(Figure collection entries)
==================================================

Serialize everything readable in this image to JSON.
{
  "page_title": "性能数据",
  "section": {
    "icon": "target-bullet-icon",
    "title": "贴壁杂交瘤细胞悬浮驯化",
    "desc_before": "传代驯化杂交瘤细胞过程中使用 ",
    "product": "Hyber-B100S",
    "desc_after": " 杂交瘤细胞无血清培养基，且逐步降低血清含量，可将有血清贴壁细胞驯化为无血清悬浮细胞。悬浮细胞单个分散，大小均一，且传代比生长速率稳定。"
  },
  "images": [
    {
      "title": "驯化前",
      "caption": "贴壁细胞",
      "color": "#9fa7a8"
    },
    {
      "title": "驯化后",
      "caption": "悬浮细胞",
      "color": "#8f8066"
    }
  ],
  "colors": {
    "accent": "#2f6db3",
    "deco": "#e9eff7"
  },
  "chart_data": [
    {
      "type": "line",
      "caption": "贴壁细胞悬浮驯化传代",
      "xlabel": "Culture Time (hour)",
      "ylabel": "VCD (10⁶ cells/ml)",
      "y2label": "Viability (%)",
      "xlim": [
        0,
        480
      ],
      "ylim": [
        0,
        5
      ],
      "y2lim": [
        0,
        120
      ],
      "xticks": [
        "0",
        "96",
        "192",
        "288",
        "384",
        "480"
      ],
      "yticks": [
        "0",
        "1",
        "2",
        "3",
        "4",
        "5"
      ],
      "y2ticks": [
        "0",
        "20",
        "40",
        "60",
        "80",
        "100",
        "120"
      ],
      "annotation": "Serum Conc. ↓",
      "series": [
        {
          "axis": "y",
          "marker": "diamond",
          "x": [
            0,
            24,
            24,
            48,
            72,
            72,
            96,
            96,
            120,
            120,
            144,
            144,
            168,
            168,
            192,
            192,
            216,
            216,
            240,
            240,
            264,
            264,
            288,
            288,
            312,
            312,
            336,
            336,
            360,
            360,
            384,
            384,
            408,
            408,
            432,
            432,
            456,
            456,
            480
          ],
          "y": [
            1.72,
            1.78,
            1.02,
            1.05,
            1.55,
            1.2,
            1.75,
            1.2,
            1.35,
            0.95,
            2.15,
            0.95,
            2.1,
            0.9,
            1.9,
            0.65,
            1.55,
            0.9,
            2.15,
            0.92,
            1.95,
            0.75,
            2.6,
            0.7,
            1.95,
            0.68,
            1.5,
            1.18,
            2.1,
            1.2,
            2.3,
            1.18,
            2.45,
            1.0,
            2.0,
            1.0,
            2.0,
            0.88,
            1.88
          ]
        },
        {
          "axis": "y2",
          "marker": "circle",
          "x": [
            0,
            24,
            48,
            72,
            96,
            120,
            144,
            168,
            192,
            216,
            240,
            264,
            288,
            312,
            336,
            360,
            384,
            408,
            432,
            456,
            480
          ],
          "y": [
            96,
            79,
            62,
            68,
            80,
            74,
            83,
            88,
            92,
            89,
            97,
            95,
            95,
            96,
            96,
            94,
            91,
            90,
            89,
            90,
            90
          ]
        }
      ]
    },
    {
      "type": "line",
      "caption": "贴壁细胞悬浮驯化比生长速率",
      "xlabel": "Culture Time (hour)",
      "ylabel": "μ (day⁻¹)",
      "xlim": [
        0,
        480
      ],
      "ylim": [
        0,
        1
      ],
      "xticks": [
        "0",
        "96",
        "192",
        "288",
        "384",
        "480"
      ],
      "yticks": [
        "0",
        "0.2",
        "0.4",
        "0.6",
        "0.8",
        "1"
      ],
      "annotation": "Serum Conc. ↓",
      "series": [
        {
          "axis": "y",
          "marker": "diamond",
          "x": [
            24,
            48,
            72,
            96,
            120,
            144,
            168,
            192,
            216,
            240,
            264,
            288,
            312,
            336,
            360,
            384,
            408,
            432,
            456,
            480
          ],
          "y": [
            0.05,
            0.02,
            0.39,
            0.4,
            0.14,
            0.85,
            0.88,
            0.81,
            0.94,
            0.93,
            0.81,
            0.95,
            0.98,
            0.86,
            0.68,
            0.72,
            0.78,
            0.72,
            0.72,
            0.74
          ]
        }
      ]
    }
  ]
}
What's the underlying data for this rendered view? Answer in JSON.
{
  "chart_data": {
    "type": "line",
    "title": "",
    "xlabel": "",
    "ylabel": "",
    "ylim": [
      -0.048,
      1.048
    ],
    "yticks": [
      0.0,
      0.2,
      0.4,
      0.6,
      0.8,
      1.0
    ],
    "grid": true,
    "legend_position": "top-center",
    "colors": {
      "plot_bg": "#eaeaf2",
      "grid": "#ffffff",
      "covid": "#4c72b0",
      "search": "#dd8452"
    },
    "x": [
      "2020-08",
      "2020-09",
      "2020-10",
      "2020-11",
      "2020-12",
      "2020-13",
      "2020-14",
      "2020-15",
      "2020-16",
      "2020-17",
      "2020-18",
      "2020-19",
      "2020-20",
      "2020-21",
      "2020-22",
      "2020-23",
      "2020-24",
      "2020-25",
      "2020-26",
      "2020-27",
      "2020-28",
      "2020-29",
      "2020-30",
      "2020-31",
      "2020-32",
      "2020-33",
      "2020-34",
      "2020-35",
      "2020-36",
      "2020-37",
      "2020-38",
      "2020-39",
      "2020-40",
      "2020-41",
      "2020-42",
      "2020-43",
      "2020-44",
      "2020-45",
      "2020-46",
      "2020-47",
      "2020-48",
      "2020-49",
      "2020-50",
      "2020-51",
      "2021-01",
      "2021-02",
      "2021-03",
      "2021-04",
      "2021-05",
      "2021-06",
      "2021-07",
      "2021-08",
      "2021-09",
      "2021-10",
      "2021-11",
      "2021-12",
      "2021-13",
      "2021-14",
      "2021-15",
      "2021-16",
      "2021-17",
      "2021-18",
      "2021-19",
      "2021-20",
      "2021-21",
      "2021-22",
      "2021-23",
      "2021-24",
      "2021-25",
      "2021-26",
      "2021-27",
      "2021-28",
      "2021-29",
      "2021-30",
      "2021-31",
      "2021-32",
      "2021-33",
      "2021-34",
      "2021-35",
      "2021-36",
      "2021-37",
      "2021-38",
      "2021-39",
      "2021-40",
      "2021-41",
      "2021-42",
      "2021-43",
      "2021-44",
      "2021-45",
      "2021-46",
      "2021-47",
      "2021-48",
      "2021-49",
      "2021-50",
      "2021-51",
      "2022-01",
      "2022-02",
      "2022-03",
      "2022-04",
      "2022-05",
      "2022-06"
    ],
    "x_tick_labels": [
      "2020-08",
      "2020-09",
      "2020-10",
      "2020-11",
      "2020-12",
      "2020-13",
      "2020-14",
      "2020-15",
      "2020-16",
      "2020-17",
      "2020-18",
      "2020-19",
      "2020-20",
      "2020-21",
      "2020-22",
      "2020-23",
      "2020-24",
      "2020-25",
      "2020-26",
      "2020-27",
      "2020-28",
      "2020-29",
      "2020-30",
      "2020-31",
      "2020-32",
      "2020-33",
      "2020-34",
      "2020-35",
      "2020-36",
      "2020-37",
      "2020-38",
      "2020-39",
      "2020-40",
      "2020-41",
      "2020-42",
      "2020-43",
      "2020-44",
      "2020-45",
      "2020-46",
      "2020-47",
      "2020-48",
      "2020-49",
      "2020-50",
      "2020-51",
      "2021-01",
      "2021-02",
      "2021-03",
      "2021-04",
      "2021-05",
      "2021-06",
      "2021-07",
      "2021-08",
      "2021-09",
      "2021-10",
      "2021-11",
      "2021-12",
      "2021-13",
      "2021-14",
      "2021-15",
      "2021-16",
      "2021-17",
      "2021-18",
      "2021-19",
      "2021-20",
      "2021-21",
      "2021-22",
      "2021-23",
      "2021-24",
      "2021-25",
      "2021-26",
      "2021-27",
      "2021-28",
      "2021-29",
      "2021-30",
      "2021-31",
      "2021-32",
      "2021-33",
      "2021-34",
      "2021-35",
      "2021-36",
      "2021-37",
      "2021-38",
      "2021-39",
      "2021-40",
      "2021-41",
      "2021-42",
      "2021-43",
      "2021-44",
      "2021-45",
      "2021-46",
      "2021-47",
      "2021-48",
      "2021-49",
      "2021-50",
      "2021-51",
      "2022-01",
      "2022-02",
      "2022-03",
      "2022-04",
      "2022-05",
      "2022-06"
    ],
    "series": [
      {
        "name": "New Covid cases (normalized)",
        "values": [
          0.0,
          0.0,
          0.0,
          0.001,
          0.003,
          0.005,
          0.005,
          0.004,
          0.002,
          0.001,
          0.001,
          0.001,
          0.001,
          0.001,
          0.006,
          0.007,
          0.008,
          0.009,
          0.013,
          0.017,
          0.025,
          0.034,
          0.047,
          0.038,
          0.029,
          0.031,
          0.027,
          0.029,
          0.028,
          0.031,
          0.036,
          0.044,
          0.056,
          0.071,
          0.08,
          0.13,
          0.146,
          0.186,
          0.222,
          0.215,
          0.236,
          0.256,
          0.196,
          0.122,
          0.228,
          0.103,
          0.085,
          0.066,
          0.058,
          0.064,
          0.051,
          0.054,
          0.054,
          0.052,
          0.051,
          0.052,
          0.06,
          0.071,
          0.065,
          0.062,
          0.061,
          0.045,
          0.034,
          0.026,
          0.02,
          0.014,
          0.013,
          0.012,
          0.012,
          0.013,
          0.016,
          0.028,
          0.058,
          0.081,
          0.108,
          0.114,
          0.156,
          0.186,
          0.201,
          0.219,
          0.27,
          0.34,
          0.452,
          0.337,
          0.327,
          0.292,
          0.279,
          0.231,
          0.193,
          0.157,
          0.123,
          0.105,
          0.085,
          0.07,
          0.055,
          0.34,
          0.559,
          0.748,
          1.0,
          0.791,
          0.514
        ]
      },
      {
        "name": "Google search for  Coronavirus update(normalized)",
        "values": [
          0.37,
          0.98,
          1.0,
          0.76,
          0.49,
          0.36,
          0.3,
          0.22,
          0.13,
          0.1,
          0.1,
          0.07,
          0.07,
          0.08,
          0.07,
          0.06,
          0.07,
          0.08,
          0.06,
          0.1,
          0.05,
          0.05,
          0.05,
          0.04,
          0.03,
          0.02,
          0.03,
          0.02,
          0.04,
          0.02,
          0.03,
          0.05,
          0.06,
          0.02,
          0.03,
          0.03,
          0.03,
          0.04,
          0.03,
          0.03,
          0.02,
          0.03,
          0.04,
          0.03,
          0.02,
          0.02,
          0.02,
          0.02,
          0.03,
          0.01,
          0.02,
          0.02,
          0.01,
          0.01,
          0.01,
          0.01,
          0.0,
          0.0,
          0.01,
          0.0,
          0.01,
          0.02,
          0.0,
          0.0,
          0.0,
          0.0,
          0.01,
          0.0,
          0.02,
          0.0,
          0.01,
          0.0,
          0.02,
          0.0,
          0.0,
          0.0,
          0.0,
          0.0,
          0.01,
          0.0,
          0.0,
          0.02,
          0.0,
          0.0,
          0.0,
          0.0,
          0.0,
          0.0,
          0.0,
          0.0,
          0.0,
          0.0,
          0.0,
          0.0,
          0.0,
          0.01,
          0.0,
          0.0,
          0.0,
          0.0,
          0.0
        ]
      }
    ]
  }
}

==================================================

- _Exercise details_:
Determine the number of lines above holding the string "name". Reply with it and nothing more.

- _Result of this task_:
2